Do this: Omit every picture and output the rest of the records exactly as they are.

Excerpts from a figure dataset
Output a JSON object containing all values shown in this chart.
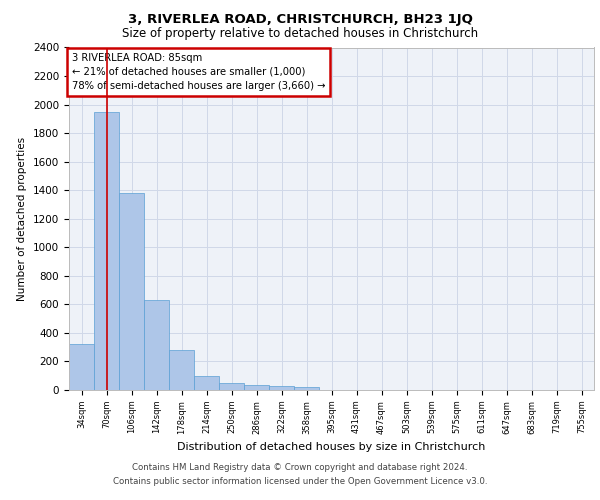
{
  "title": "3, RIVERLEA ROAD, CHRISTCHURCH, BH23 1JQ",
  "subtitle": "Size of property relative to detached houses in Christchurch",
  "xlabel": "Distribution of detached houses by size in Christchurch",
  "ylabel": "Number of detached properties",
  "categories": [
    "34sqm",
    "70sqm",
    "106sqm",
    "142sqm",
    "178sqm",
    "214sqm",
    "250sqm",
    "286sqm",
    "322sqm",
    "358sqm",
    "395sqm",
    "431sqm",
    "467sqm",
    "503sqm",
    "539sqm",
    "575sqm",
    "611sqm",
    "647sqm",
    "683sqm",
    "719sqm",
    "755sqm"
  ],
  "values": [
    320,
    1950,
    1380,
    630,
    280,
    100,
    47,
    35,
    28,
    18,
    0,
    0,
    0,
    0,
    0,
    0,
    0,
    0,
    0,
    0,
    0
  ],
  "bar_color": "#aec6e8",
  "bar_edge_color": "#5a9fd4",
  "grid_color": "#d0d8e8",
  "background_color": "#eef2f8",
  "annotation_box_text": "3 RIVERLEA ROAD: 85sqm\n← 21% of detached houses are smaller (1,000)\n78% of semi-detached houses are larger (3,660) →",
  "annotation_box_color": "#cc0000",
  "property_line_x": 1,
  "ylim": [
    0,
    2400
  ],
  "yticks": [
    0,
    200,
    400,
    600,
    800,
    1000,
    1200,
    1400,
    1600,
    1800,
    2000,
    2200,
    2400
  ],
  "footer_line1": "Contains HM Land Registry data © Crown copyright and database right 2024.",
  "footer_line2": "Contains public sector information licensed under the Open Government Licence v3.0."
}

Answer below:
Output a JSON object containing all values shown in this chart.
{
  "title": "3, RIVERLEA ROAD, CHRISTCHURCH, BH23 1JQ",
  "subtitle": "Size of property relative to detached houses in Christchurch",
  "xlabel": "Distribution of detached houses by size in Christchurch",
  "ylabel": "Number of detached properties",
  "categories": [
    "34sqm",
    "70sqm",
    "106sqm",
    "142sqm",
    "178sqm",
    "214sqm",
    "250sqm",
    "286sqm",
    "322sqm",
    "358sqm",
    "395sqm",
    "431sqm",
    "467sqm",
    "503sqm",
    "539sqm",
    "575sqm",
    "611sqm",
    "647sqm",
    "683sqm",
    "719sqm",
    "755sqm"
  ],
  "values": [
    320,
    1950,
    1380,
    630,
    280,
    100,
    47,
    35,
    28,
    18,
    0,
    0,
    0,
    0,
    0,
    0,
    0,
    0,
    0,
    0,
    0
  ],
  "bar_color": "#aec6e8",
  "bar_edge_color": "#5a9fd4",
  "grid_color": "#d0d8e8",
  "background_color": "#eef2f8",
  "annotation_box_text": "3 RIVERLEA ROAD: 85sqm\n← 21% of detached houses are smaller (1,000)\n78% of semi-detached houses are larger (3,660) →",
  "annotation_box_color": "#cc0000",
  "property_line_x": 1,
  "ylim": [
    0,
    2400
  ],
  "yticks": [
    0,
    200,
    400,
    600,
    800,
    1000,
    1200,
    1400,
    1600,
    1800,
    2000,
    2200,
    2400
  ],
  "footer_line1": "Contains HM Land Registry data © Crown copyright and database right 2024.",
  "footer_line2": "Contains public sector information licensed under the Open Government Licence v3.0."
}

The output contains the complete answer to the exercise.